-- To be done --
Filter the entries below, keeping every line that has the word "Feedback".
--- Begin Stored rows ---
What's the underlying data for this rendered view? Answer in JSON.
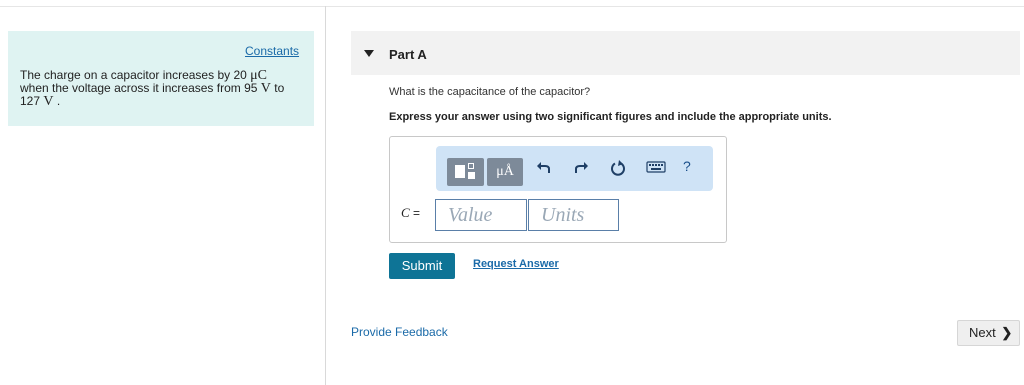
{
  "sidebar": {
    "constants_link": "Constants",
    "problem": {
      "t1": "The charge on a capacitor increases by 20 ",
      "m1": "μC",
      "t2": "when the voltage across it increases from 95 ",
      "m2": "V",
      "t3": " to",
      "t4": "127 ",
      "m3": "V",
      "t5": " ."
    }
  },
  "part": {
    "title": "Part A",
    "question": "What is the capacitance of the capacitor?",
    "instruction": "Express your answer using two significant figures and include the appropriate units."
  },
  "toolbar": {
    "units_label": "μÅ",
    "help_label": "?",
    "icons": [
      "templates-icon",
      "units-icon",
      "undo-icon",
      "redo-icon",
      "reset-icon",
      "keyboard-icon",
      "help-icon"
    ]
  },
  "answer": {
    "variable": "C",
    "equals": " =",
    "value_placeholder": "Value",
    "units_placeholder": "Units"
  },
  "actions": {
    "submit": "Submit",
    "request_answer": "Request Answer"
  },
  "footer": {
    "feedback": "Provide Feedback",
    "next": "Next",
    "next_chevron": "❯"
  },
  "colors": {
    "sidebar_bg": "#dff3f2",
    "link": "#1a6aa8",
    "submit_bg": "#0e7496",
    "toolbar_bg": "#cfe3f6"
  }
}
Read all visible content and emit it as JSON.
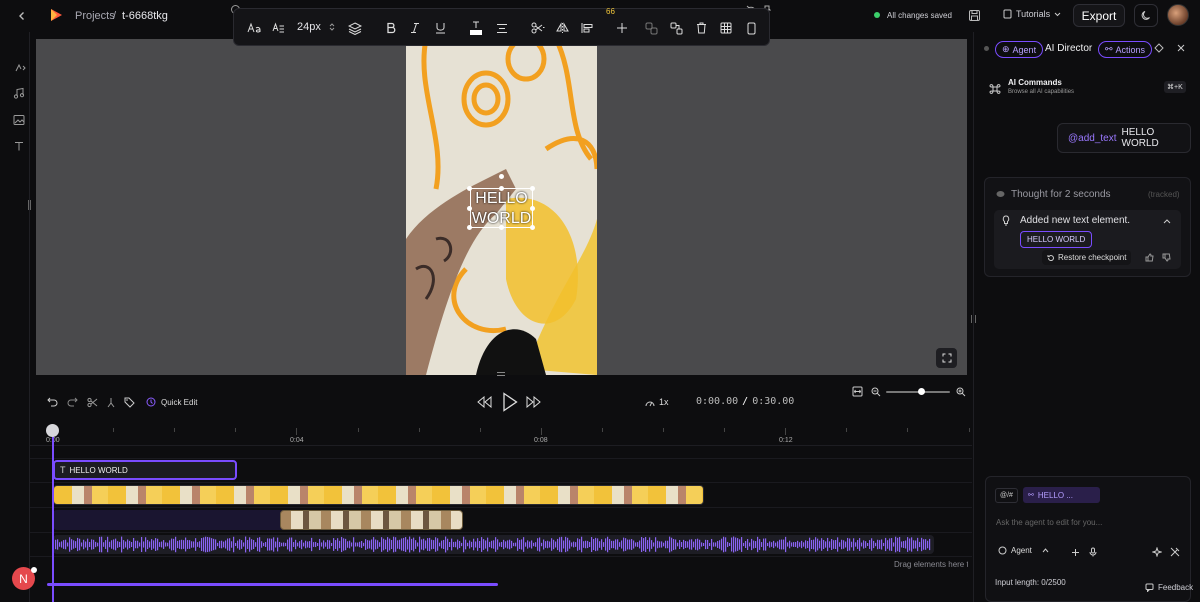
{
  "breadcrumb": {
    "root": "Projects",
    "separator": "/",
    "current": "t-6668tkg"
  },
  "header": {
    "status": "All changes saved",
    "tutorials": "Tutorials",
    "export": "Export",
    "status_color": "#3ccf6b"
  },
  "format_toolbar": {
    "font_size": "24px",
    "zoom_value": "66"
  },
  "canvas": {
    "text_line1": "HELLO",
    "text_line2": "WORLD"
  },
  "rail": {
    "icons": [
      "chevron-right-icon",
      "music-icon",
      "image-icon",
      "text-icon"
    ]
  },
  "agent_panel": {
    "tab_agent": "Agent",
    "title": "AI Director",
    "tab_actions": "Actions",
    "commands_title": "AI Commands",
    "commands_subtitle": "Browse all AI capabilities",
    "shortcut": "⌘+K",
    "user_message_mention": "@add_text",
    "user_message_text": "HELLO WORLD",
    "thought": "Thought for 2 seconds",
    "tracked": "(tracked)",
    "result_text": "Added new text element.",
    "result_chip": "HELLO WORLD",
    "restore": "Restore checkpoint",
    "mention_btn": "@/#",
    "input_chip": "HELLO ...",
    "input_placeholder": "Ask the agent to edit for you...",
    "mode": "Agent",
    "input_length": "Input length: 0/2500",
    "feedback": "Feedback",
    "accent": "#7a4cff"
  },
  "timeline": {
    "quick_edit": "Quick Edit",
    "speed": "1x",
    "time_current": "0:00.00",
    "time_sep": "/",
    "time_total": "0:30.00",
    "ticks": [
      "0:00",
      "0:04",
      "0:08",
      "0:12"
    ],
    "text_clip": "HELLO WORLD",
    "drag_hint": "Drag elements here t",
    "zoom_level": 0.55,
    "progress_bar_fraction": 0.49
  },
  "avatar_letter": "N"
}
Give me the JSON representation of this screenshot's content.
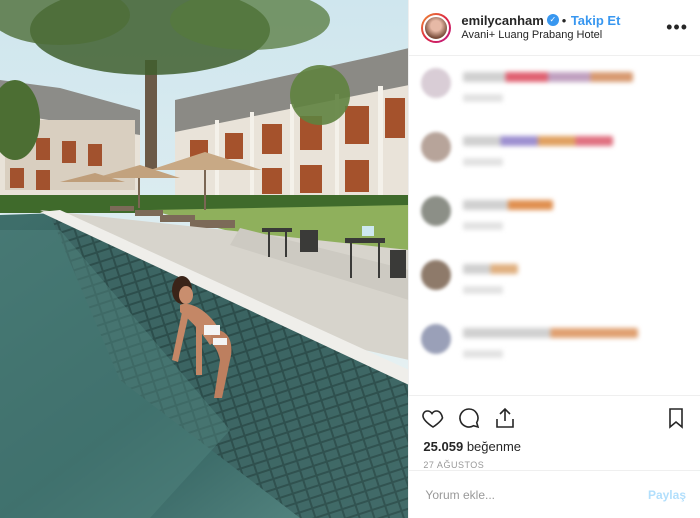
{
  "header": {
    "username": "emilycanham",
    "separator": "•",
    "follow_label": "Takip Et",
    "location": "Avani+ Luang Prabang Hotel",
    "more_icon": "more-horizontal-icon"
  },
  "comments": [
    {
      "avatar_color": "#d9cdd6",
      "line_colors": [
        "#d0d0d0",
        "#e06070",
        "#c0a0c0",
        "#d89a70"
      ]
    },
    {
      "avatar_color": "#b7a49a",
      "line_colors": [
        "#d0d0d0",
        "#9d8fd0",
        "#e0a060",
        "#e07080"
      ]
    },
    {
      "avatar_color": "#8c8f87",
      "line_colors": [
        "#d0d0d0",
        "#e09050"
      ]
    },
    {
      "avatar_color": "#8e7a6a",
      "line_colors": [
        "#d0d0d0",
        "#e0b080"
      ]
    },
    {
      "avatar_color": "#9aa0b8",
      "line_colors": [
        "#d0d0d0",
        "#e0a070"
      ]
    }
  ],
  "actions": {
    "like_icon": "heart-icon",
    "comment_icon": "comment-icon",
    "share_icon": "share-icon",
    "save_icon": "bookmark-icon"
  },
  "likes": {
    "count": "25.059",
    "label": "beğenme"
  },
  "date": "27 AĞUSTOS",
  "add_comment": {
    "placeholder": "Yorum ekle...",
    "post_label": "Paylaş"
  },
  "colors": {
    "accent": "#3897f0",
    "post_disabled": "#b2dffc"
  }
}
--- End Stored rows ---
-- Solution to this problem --
    "feedback": "Provide Feedback",
    "feedback": "Feedback",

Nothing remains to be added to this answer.